**Source material:**

========

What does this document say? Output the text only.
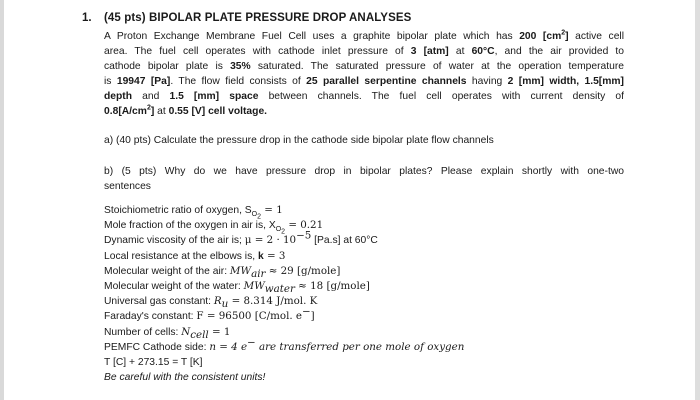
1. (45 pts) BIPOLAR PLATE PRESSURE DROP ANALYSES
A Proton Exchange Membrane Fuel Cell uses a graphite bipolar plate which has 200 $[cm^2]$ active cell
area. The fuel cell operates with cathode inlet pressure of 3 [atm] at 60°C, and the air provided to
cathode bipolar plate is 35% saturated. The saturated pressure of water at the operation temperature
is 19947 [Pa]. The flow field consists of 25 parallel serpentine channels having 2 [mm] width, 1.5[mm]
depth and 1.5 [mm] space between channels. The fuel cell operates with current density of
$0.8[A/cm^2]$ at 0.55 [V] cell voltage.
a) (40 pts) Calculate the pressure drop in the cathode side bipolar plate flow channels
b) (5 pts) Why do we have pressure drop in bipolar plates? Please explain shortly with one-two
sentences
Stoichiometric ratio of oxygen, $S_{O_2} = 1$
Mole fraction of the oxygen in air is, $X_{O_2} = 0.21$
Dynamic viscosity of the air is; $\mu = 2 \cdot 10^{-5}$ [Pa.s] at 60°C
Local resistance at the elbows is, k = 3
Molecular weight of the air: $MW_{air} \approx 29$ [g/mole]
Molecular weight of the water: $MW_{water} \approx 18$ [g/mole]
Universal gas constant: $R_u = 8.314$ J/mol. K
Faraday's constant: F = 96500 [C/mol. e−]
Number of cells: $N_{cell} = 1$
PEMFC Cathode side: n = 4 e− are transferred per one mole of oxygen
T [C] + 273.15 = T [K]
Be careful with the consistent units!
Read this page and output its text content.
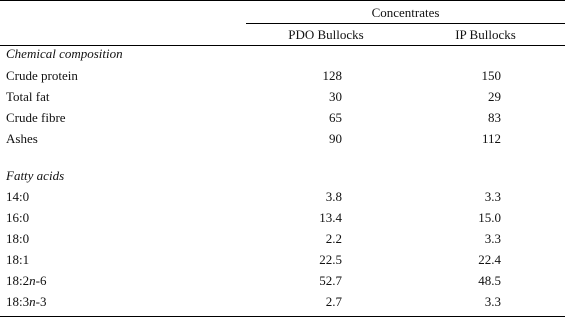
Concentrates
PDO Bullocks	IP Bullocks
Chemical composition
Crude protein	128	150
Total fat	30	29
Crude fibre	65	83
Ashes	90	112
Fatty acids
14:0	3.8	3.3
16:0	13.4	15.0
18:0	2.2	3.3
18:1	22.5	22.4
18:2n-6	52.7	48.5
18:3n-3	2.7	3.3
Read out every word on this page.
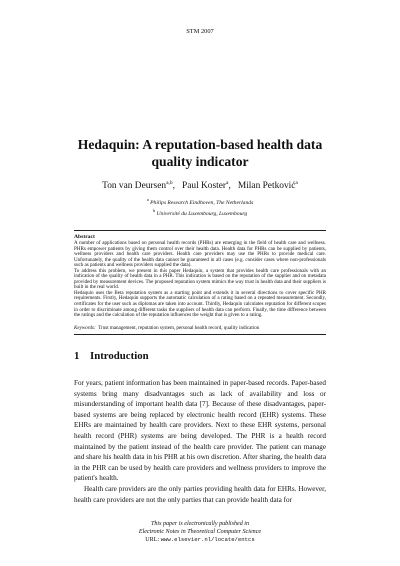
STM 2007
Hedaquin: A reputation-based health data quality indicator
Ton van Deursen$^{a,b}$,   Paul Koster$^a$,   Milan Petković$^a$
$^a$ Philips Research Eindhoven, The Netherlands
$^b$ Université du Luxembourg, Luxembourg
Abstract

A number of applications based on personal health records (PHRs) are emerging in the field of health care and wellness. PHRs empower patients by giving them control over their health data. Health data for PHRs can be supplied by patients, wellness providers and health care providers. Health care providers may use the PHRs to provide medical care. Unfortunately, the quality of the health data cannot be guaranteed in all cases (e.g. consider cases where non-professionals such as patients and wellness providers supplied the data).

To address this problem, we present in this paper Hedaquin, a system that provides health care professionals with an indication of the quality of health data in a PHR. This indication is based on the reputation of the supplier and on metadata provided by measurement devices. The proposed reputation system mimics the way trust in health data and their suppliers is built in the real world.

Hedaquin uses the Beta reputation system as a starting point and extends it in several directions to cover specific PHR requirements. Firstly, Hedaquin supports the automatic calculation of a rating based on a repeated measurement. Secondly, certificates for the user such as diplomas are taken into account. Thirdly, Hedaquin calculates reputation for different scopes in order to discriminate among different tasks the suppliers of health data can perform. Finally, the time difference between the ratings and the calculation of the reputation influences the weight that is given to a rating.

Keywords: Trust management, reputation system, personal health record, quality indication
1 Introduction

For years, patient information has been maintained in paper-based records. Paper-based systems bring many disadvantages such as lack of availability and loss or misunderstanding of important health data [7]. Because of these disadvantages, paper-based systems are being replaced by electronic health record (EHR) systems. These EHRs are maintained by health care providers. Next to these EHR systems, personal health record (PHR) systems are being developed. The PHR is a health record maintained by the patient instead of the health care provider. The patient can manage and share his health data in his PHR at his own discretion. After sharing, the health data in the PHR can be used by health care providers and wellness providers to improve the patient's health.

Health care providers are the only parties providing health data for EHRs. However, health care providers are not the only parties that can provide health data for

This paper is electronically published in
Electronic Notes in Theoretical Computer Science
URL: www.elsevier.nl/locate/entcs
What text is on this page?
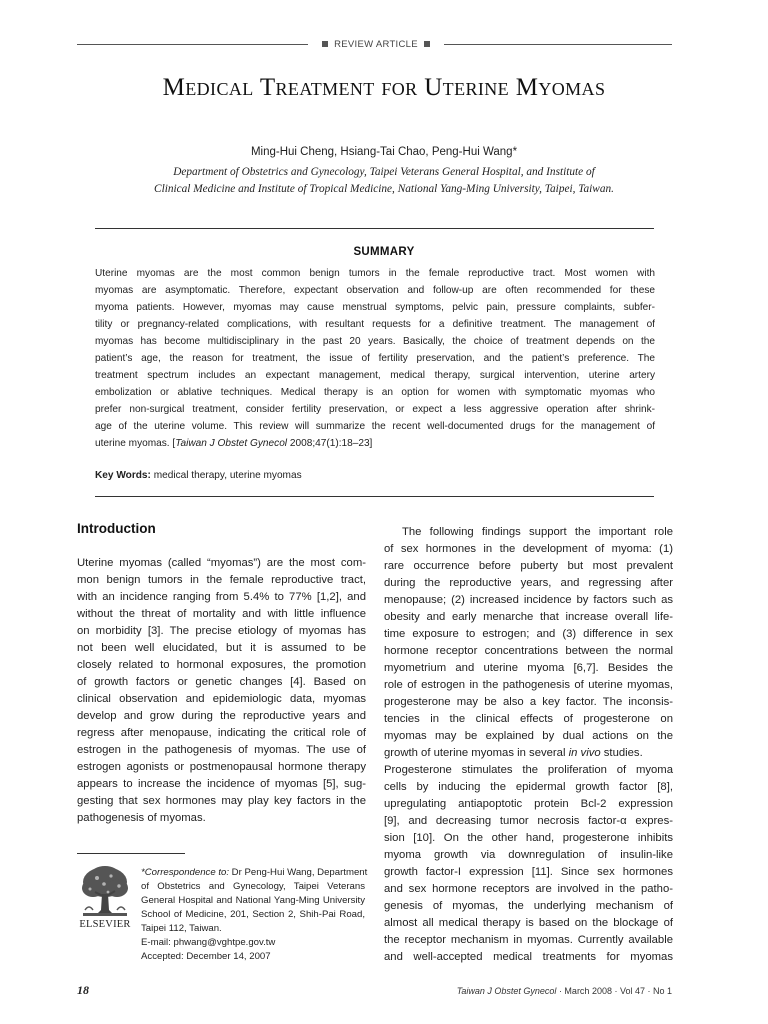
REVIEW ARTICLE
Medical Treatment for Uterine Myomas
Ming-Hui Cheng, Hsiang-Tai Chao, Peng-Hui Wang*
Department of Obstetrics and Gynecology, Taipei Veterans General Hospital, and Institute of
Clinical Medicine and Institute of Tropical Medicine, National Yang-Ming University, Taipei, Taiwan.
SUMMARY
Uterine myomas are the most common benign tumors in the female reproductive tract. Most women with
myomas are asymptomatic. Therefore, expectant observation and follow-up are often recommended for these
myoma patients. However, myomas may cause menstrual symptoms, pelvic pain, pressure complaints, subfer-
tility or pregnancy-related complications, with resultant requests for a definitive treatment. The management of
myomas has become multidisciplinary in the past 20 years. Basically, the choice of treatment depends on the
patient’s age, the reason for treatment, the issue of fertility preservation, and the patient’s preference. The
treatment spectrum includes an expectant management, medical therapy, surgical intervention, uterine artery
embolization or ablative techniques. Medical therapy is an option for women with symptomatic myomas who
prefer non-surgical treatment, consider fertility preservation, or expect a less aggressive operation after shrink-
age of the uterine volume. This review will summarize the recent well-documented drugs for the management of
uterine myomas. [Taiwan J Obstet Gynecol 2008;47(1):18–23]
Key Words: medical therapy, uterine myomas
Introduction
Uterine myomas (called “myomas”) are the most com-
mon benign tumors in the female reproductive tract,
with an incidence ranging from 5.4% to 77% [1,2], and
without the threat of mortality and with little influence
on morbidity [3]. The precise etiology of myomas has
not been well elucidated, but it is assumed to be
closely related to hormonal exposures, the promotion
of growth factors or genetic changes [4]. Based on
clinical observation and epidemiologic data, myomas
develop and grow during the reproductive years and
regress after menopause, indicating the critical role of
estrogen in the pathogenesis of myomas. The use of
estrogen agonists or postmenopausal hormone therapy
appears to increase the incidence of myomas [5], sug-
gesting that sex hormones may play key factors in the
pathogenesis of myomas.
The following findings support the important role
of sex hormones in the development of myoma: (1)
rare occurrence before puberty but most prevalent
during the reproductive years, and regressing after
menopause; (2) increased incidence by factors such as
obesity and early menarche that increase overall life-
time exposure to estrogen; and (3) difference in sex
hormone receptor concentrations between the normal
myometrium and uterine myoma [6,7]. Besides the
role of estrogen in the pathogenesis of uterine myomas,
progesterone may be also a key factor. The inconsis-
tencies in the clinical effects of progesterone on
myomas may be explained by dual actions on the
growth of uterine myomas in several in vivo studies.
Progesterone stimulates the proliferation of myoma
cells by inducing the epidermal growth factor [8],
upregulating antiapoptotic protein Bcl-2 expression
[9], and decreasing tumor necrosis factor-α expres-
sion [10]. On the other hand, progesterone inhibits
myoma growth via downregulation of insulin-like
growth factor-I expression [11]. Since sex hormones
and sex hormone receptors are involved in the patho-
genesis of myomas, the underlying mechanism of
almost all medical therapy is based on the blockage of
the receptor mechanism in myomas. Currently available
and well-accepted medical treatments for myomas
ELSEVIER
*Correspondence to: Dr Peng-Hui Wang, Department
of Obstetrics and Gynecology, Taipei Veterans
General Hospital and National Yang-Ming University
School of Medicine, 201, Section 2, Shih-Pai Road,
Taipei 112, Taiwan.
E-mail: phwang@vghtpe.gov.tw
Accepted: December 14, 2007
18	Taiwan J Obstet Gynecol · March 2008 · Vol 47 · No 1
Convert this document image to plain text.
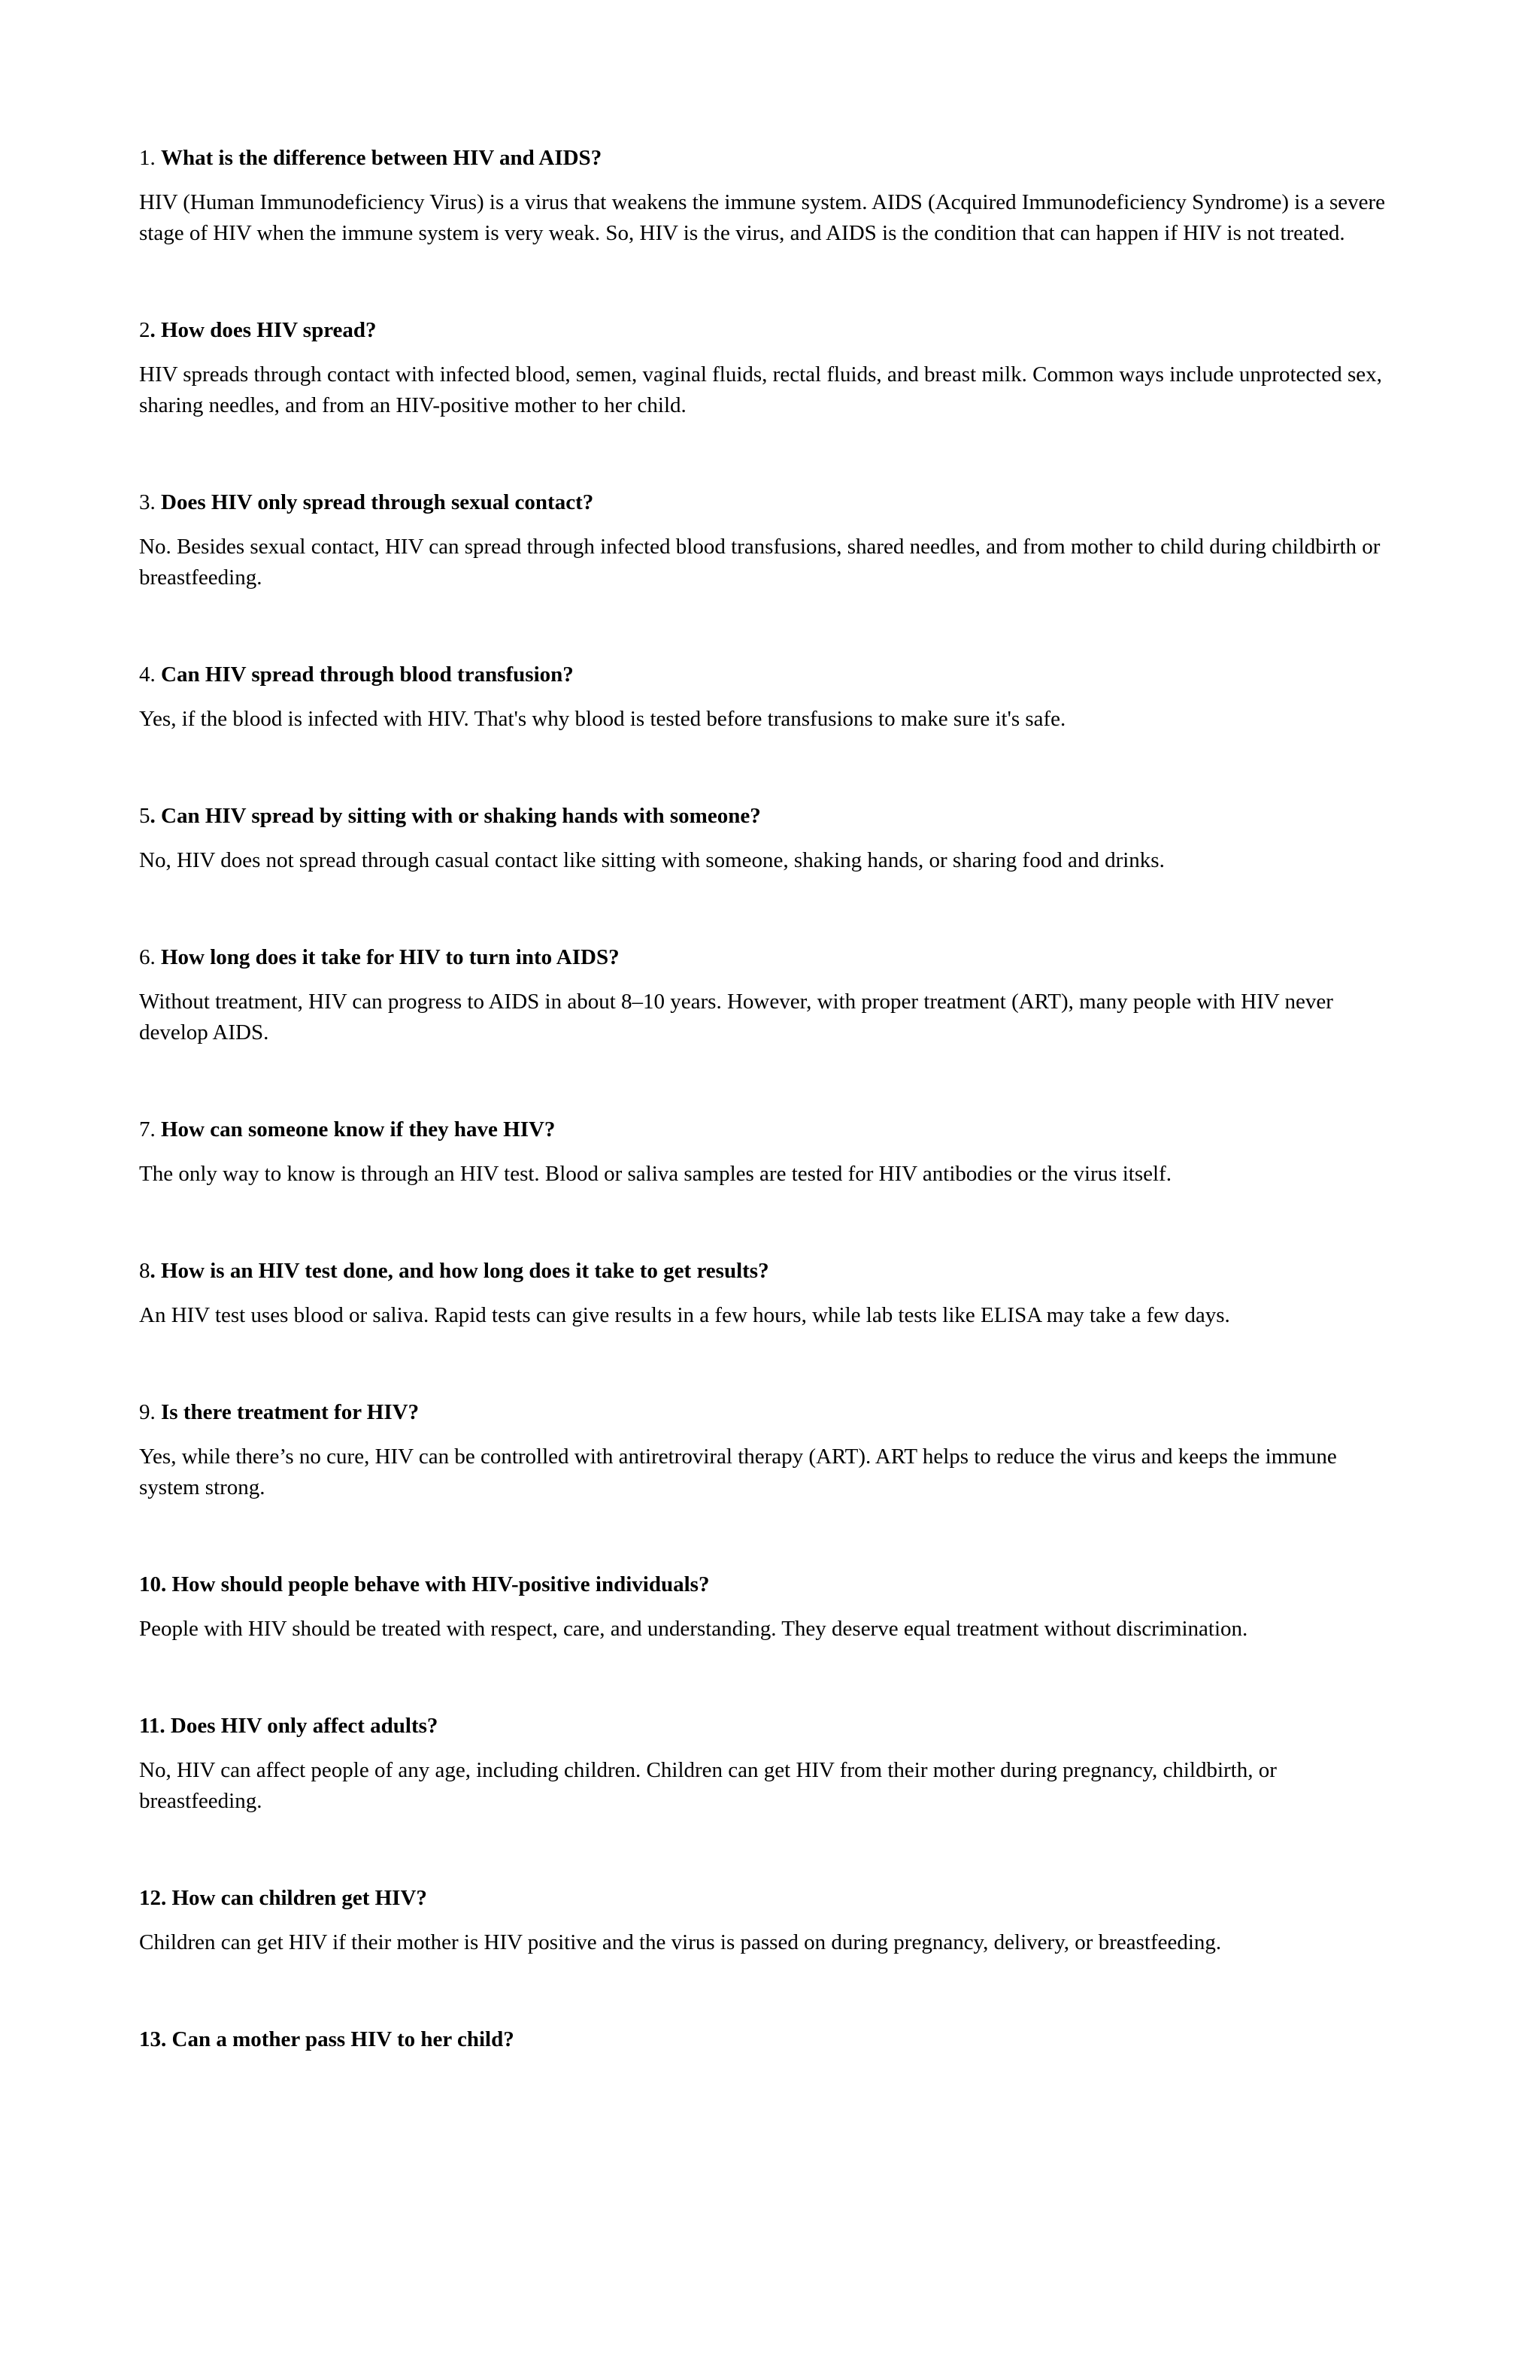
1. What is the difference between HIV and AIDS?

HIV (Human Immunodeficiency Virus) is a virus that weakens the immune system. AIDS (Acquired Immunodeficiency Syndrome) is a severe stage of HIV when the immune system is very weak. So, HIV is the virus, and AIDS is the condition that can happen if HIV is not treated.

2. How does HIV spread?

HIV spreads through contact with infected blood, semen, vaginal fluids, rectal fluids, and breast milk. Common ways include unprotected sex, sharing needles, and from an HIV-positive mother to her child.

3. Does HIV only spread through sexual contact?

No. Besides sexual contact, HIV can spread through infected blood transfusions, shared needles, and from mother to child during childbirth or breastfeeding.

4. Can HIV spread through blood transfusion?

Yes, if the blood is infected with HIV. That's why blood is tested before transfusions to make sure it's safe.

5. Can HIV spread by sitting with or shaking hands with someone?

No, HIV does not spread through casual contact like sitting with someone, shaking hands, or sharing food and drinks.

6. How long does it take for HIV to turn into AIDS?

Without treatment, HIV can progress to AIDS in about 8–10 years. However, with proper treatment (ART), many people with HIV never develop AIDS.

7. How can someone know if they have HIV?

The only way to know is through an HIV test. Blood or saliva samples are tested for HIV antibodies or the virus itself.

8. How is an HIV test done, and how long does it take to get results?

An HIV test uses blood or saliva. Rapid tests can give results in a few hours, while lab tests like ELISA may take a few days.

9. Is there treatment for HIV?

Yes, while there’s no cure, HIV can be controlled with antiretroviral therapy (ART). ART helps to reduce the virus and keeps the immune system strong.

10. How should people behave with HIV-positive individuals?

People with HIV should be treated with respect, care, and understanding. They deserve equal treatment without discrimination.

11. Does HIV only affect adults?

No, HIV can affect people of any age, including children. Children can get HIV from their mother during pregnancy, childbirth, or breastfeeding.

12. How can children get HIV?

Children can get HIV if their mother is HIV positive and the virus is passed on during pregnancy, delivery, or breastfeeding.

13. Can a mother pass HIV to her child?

========

**Brief:**
Go through the records above, find every line with the word "several", and list those lines.

**Response below:**
Hedaquin uses the Beta reputation system as a starting point and extends it in several directions to cover specific PHR requirements. Firstly, Hedaquin supports the automatic calculation of a rating based on a repeated measurement. Secondly, certificates for the user such as diplomas are taken into account. Thirdly, Hedaquin calculates reputation for different scopes in order to discriminate among different tasks the suppliers of health data can perform. Finally, the time difference between the ratings and the calculation of the reputation influences the weight that is given to a rating.
growth of uterine myomas in several in vivo studies.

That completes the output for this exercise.